▶ _Problem statement_: Copy out each line in the material below that has the word "Англії".

————————

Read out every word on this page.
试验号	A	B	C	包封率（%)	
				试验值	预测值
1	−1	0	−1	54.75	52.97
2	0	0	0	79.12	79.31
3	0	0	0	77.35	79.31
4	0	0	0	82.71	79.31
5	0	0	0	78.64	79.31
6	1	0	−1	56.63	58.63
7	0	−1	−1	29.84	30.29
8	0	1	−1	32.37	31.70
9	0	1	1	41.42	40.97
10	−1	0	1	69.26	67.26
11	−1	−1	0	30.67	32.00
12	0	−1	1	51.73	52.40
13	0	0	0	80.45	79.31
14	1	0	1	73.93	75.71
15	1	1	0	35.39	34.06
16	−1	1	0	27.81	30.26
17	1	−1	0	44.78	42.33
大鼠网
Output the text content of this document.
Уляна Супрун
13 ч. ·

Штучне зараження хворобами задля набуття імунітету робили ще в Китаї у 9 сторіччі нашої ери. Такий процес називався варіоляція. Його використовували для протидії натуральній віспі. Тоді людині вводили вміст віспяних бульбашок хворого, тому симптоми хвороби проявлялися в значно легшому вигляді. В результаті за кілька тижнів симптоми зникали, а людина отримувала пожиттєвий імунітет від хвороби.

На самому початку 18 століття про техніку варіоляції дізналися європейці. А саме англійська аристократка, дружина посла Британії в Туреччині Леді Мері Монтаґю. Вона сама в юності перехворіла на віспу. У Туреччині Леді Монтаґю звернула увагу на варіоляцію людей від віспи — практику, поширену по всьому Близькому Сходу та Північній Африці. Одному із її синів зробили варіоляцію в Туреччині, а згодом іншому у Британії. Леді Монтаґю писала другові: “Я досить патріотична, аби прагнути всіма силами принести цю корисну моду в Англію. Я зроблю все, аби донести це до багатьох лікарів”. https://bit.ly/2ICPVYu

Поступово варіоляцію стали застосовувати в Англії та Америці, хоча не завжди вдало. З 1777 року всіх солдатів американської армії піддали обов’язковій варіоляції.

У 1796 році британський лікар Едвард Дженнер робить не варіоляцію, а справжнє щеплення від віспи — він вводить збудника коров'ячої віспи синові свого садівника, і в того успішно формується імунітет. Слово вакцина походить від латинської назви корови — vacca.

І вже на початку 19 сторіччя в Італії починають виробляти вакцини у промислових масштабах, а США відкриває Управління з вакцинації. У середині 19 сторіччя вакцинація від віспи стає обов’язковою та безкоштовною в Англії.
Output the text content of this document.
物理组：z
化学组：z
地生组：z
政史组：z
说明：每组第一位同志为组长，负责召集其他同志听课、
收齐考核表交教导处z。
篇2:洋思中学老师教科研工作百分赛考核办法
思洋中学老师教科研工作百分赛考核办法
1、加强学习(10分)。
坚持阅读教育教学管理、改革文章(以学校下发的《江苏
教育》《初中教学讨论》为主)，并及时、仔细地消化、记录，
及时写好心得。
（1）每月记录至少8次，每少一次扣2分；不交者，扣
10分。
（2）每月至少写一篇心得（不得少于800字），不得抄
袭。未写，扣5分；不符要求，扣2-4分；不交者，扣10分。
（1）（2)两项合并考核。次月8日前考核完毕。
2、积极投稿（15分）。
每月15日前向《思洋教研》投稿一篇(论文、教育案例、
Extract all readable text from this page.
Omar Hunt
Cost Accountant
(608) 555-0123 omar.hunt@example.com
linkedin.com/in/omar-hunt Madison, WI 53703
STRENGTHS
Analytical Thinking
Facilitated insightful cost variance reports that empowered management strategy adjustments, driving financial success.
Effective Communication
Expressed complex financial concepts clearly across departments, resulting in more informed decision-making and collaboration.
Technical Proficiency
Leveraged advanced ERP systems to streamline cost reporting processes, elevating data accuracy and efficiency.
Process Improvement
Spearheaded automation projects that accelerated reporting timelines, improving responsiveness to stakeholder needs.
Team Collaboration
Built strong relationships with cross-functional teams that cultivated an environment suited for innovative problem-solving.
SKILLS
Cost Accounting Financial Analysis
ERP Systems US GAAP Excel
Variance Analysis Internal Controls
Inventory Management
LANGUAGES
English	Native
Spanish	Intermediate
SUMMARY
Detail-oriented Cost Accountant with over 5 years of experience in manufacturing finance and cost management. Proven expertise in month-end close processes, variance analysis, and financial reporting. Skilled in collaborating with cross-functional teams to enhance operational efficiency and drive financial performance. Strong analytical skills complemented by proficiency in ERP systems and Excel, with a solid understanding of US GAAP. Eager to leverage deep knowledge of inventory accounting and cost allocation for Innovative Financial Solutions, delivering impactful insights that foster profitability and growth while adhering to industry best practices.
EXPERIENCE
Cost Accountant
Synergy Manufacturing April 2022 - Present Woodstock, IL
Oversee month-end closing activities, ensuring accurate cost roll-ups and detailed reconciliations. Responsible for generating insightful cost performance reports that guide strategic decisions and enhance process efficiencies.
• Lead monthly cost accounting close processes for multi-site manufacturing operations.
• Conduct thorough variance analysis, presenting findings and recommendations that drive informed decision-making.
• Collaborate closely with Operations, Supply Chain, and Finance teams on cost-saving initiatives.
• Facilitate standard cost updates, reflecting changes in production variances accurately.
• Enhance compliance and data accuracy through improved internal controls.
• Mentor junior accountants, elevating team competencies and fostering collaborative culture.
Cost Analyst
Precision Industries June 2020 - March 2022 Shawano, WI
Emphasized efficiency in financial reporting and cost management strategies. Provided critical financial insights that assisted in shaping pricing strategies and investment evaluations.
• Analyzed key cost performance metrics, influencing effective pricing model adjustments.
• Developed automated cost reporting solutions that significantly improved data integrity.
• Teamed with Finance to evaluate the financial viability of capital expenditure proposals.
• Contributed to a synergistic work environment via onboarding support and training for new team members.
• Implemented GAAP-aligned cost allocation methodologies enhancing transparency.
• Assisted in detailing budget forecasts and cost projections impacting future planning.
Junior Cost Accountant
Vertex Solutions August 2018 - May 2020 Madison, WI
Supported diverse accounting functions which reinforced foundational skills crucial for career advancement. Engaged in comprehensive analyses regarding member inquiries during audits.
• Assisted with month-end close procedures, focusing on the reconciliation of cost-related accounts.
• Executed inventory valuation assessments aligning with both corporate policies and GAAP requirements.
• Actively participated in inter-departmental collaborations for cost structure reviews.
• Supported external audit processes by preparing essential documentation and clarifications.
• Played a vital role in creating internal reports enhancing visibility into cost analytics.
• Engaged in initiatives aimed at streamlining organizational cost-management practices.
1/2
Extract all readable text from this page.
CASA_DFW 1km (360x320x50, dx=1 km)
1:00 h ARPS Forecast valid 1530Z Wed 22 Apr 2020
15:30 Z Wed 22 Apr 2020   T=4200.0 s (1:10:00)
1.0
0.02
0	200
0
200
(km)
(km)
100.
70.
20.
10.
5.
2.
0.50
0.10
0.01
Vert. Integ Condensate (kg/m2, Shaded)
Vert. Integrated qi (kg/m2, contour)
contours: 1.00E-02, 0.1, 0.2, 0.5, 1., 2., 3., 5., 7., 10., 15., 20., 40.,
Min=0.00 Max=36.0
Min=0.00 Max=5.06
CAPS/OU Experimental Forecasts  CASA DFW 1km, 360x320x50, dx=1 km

————————

▶ _Response to this exercise_:
Поступово варіоляцію стали застосовувати в Англії та Америці, хоча не завжди вдало. З 1777 року всіх солдатів американської армії піддали обов’язковій варіоляції.
І вже на початку 19 сторіччя в Італії починають виробляти вакцини у промислових масштабах, а США відкриває Управління з вакцинації. У середині 19 сторіччя вакцинація від віспи стає обов’язковою та безкоштовною в Англії.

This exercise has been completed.